[Stored items from a collection]
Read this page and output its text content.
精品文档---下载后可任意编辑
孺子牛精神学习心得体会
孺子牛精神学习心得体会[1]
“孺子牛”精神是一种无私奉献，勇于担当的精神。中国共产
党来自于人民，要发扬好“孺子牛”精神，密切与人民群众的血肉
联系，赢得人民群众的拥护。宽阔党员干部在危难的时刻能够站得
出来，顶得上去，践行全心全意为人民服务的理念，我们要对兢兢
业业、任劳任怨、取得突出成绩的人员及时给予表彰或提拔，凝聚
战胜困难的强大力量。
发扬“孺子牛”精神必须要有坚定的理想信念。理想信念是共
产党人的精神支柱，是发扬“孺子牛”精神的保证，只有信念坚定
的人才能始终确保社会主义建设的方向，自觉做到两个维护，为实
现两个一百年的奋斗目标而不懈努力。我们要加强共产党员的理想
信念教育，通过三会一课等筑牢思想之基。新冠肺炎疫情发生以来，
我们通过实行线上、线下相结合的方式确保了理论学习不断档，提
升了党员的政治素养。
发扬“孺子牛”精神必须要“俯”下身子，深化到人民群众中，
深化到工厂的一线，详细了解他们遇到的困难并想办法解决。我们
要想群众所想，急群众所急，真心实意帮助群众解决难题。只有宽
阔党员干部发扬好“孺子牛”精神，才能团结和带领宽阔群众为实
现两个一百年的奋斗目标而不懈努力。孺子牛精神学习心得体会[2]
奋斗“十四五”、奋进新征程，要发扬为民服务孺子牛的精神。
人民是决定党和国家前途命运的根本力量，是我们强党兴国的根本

### [What the exercise asks]
Search the data above for the word "现两个一百年的奋斗目标而不懈努力", then gather each line in which it appears.

### [Expected answer]
现两个一百年的奋斗目标而不懈努力。我们要加强共产党员的理想
现两个一百年的奋斗目标而不懈努力。孺子牛精神学习心得体会[2]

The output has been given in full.